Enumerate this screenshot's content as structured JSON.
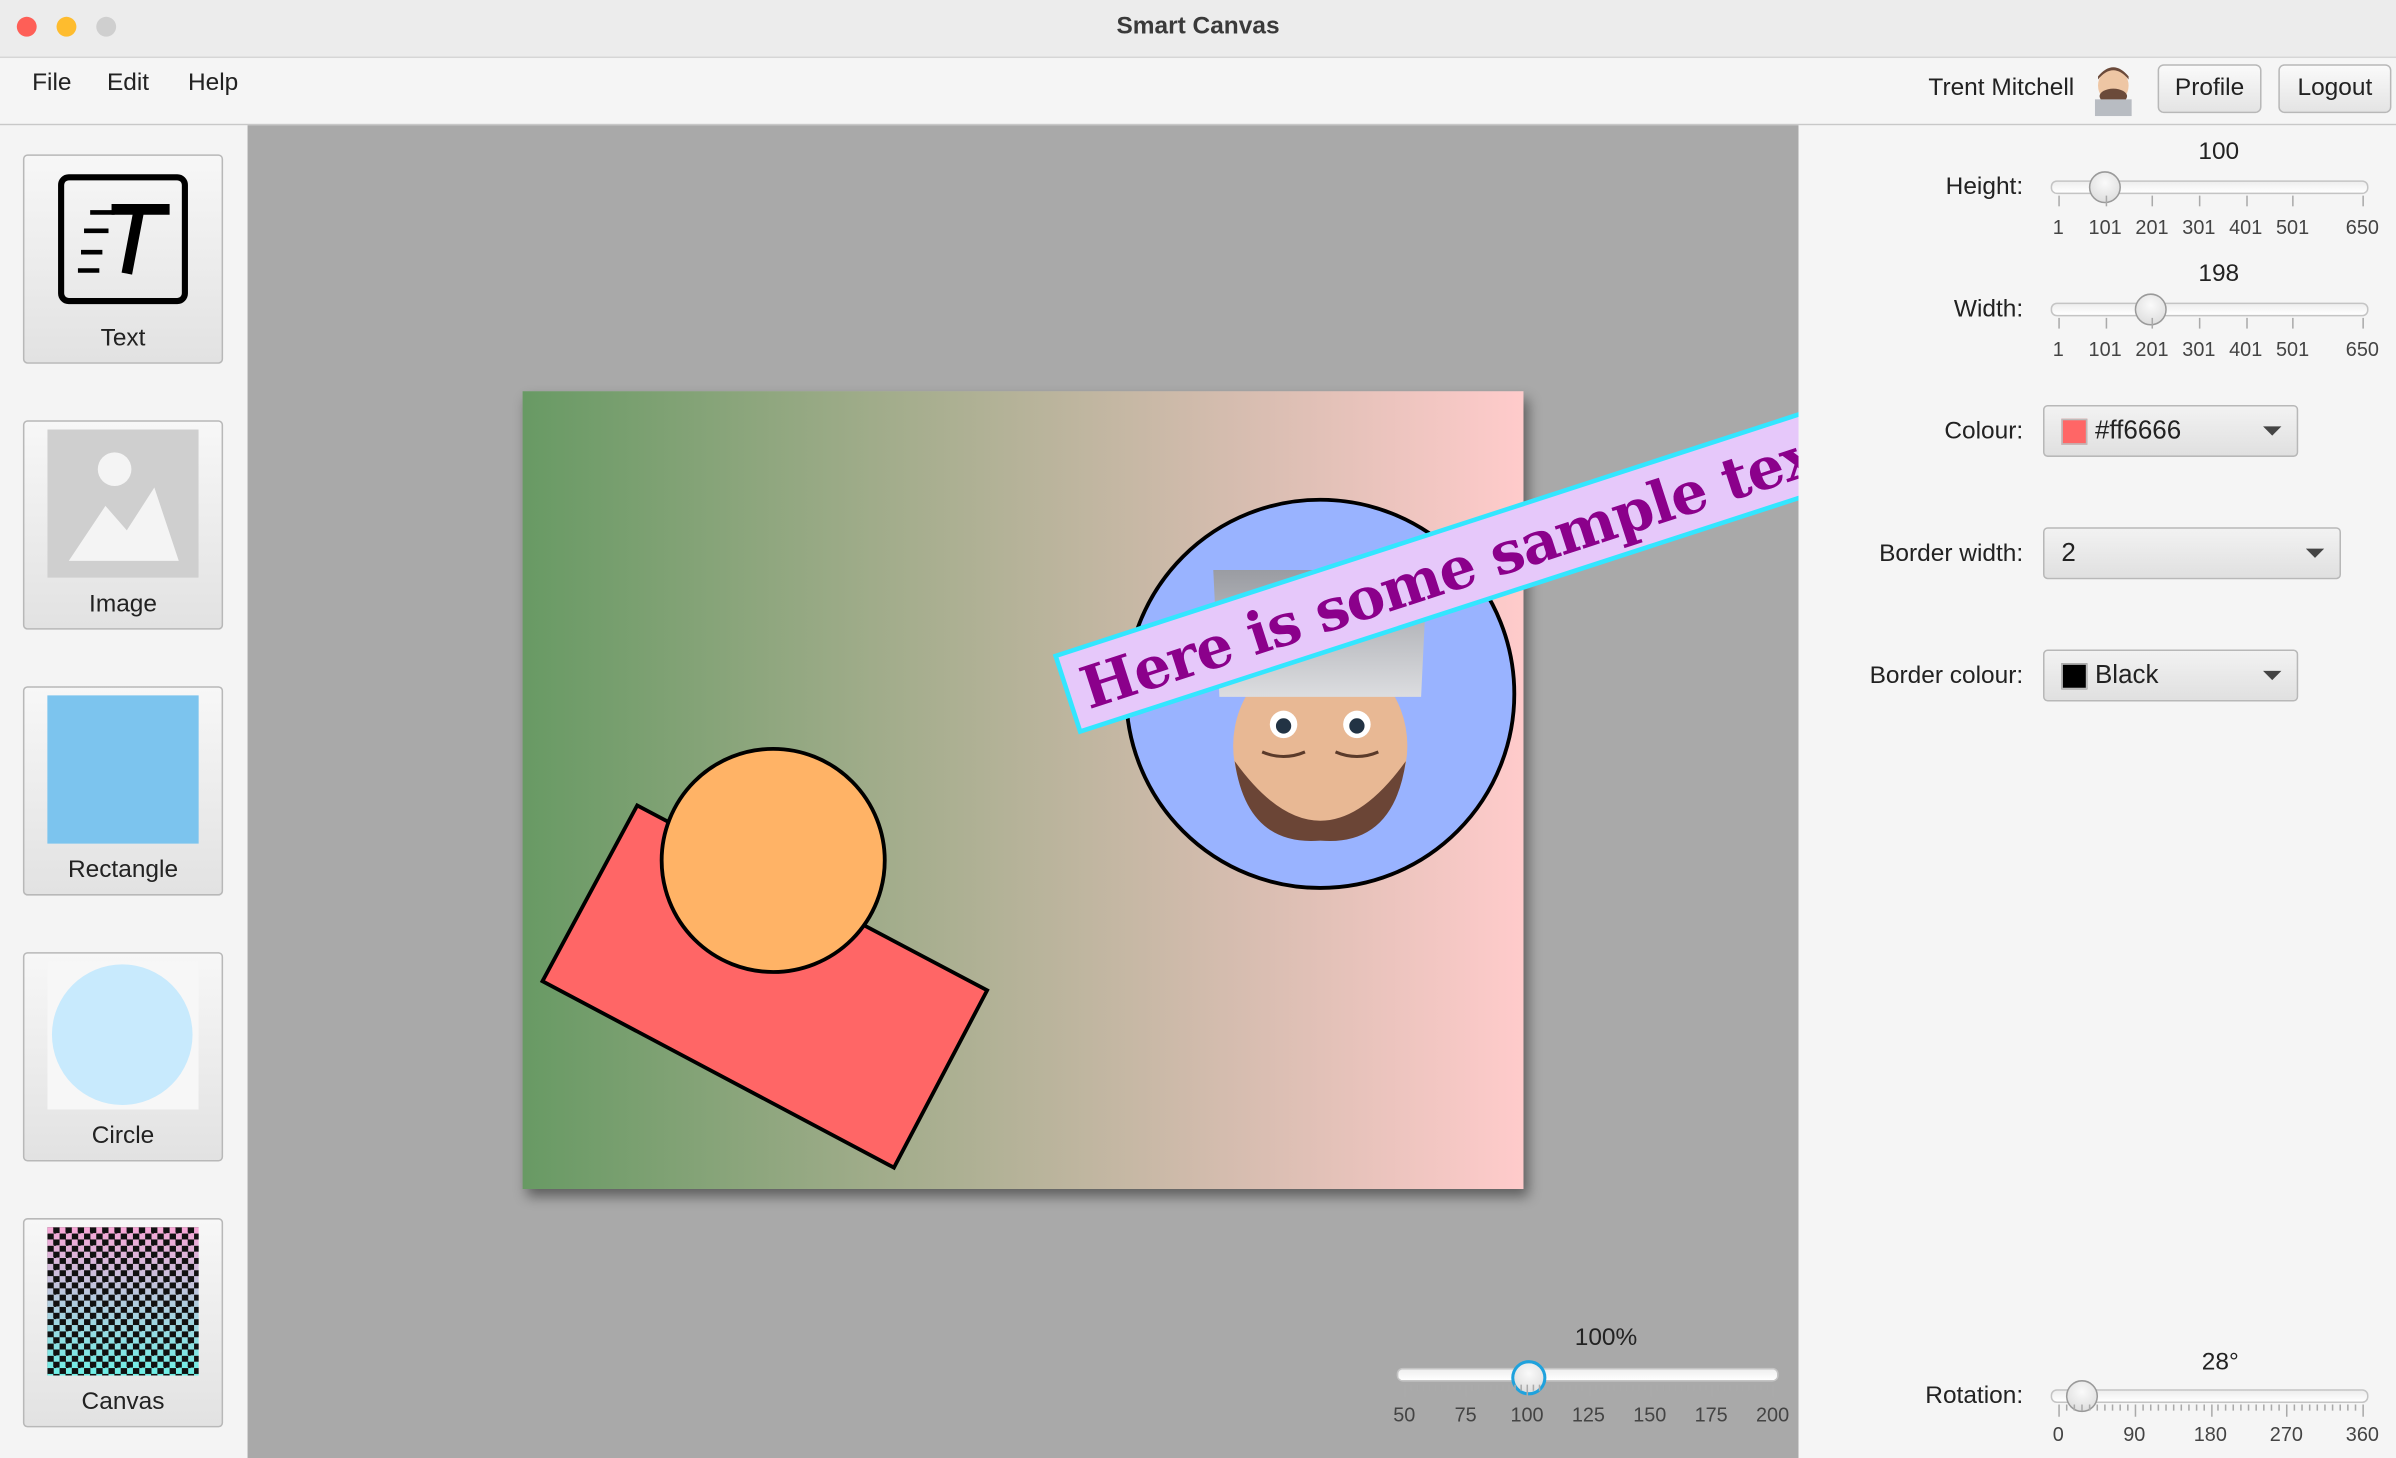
{
  "window": {
    "title": "Smart Canvas"
  },
  "menu": [
    "File",
    "Edit",
    "Help"
  ],
  "user": {
    "name": "Trent Mitchell",
    "profile_label": "Profile",
    "logout_label": "Logout"
  },
  "tools": [
    {
      "label": "Text",
      "icon": "text-tool-icon"
    },
    {
      "label": "Image",
      "icon": "image-placeholder-icon"
    },
    {
      "label": "Rectangle",
      "icon": "rectangle-icon"
    },
    {
      "label": "Circle",
      "icon": "circle-icon"
    },
    {
      "label": "Canvas",
      "icon": "checkerboard-icon"
    }
  ],
  "canvas": {
    "text_element": {
      "text": "Here is some sample text",
      "fill": "#8b008b",
      "background": "#e6c8fa",
      "selection_color": "#33e6ff"
    },
    "rectangle": {
      "fill": "#ff6666",
      "border": "#000000"
    },
    "circle": {
      "fill": "#ffb366",
      "border": "#000000"
    },
    "image_circle": {
      "fill": "#99b3ff",
      "border": "#000000"
    },
    "gradient": [
      "#689a64",
      "#ffcbcb"
    ]
  },
  "zoom": {
    "value_label": "100%",
    "value": 100,
    "min": 50,
    "max": 200,
    "ticks": [
      "50",
      "75",
      "100",
      "125",
      "150",
      "175",
      "200"
    ]
  },
  "properties": {
    "height": {
      "label": "Height:",
      "value": "100",
      "min": 1,
      "max": 650,
      "ticks": [
        "1",
        "101",
        "201",
        "301",
        "401",
        "501",
        "650"
      ]
    },
    "width": {
      "label": "Width:",
      "value": "198",
      "min": 1,
      "max": 650,
      "ticks": [
        "1",
        "101",
        "201",
        "301",
        "401",
        "501",
        "650"
      ]
    },
    "colour": {
      "label": "Colour:",
      "value": "#ff6666",
      "swatch": "#ff6666"
    },
    "border_width": {
      "label": "Border width:",
      "value": "2"
    },
    "border_colour": {
      "label": "Border colour:",
      "value": "Black",
      "swatch": "#000000"
    },
    "rotation": {
      "label": "Rotation:",
      "value_label": "28°",
      "value": 28,
      "min": 0,
      "max": 360,
      "ticks": [
        "0",
        "90",
        "180",
        "270",
        "360"
      ]
    }
  }
}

▶ **Written instruction**
Return the full material word for word. Do not include the pictures.

▶ **Task output**
Enumerate this screenshot's content as structured JSON.
{
  "window": {
    "title": "Smart Canvas"
  },
  "menu": [
    "File",
    "Edit",
    "Help"
  ],
  "user": {
    "name": "Trent Mitchell",
    "profile_label": "Profile",
    "logout_label": "Logout"
  },
  "tools": [
    {
      "label": "Text",
      "icon": "text-tool-icon"
    },
    {
      "label": "Image",
      "icon": "image-placeholder-icon"
    },
    {
      "label": "Rectangle",
      "icon": "rectangle-icon"
    },
    {
      "label": "Circle",
      "icon": "circle-icon"
    },
    {
      "label": "Canvas",
      "icon": "checkerboard-icon"
    }
  ],
  "canvas": {
    "text_element": {
      "text": "Here is some sample text",
      "fill": "#8b008b",
      "background": "#e6c8fa",
      "selection_color": "#33e6ff"
    },
    "rectangle": {
      "fill": "#ff6666",
      "border": "#000000"
    },
    "circle": {
      "fill": "#ffb366",
      "border": "#000000"
    },
    "image_circle": {
      "fill": "#99b3ff",
      "border": "#000000"
    },
    "gradient": [
      "#689a64",
      "#ffcbcb"
    ]
  },
  "zoom": {
    "value_label": "100%",
    "value": 100,
    "min": 50,
    "max": 200,
    "ticks": [
      "50",
      "75",
      "100",
      "125",
      "150",
      "175",
      "200"
    ]
  },
  "properties": {
    "height": {
      "label": "Height:",
      "value": "100",
      "min": 1,
      "max": 650,
      "ticks": [
        "1",
        "101",
        "201",
        "301",
        "401",
        "501",
        "650"
      ]
    },
    "width": {
      "label": "Width:",
      "value": "198",
      "min": 1,
      "max": 650,
      "ticks": [
        "1",
        "101",
        "201",
        "301",
        "401",
        "501",
        "650"
      ]
    },
    "colour": {
      "label": "Colour:",
      "value": "#ff6666",
      "swatch": "#ff6666"
    },
    "border_width": {
      "label": "Border width:",
      "value": "2"
    },
    "border_colour": {
      "label": "Border colour:",
      "value": "Black",
      "swatch": "#000000"
    },
    "rotation": {
      "label": "Rotation:",
      "value_label": "28°",
      "value": 28,
      "min": 0,
      "max": 360,
      "ticks": [
        "0",
        "90",
        "180",
        "270",
        "360"
      ]
    }
  }
}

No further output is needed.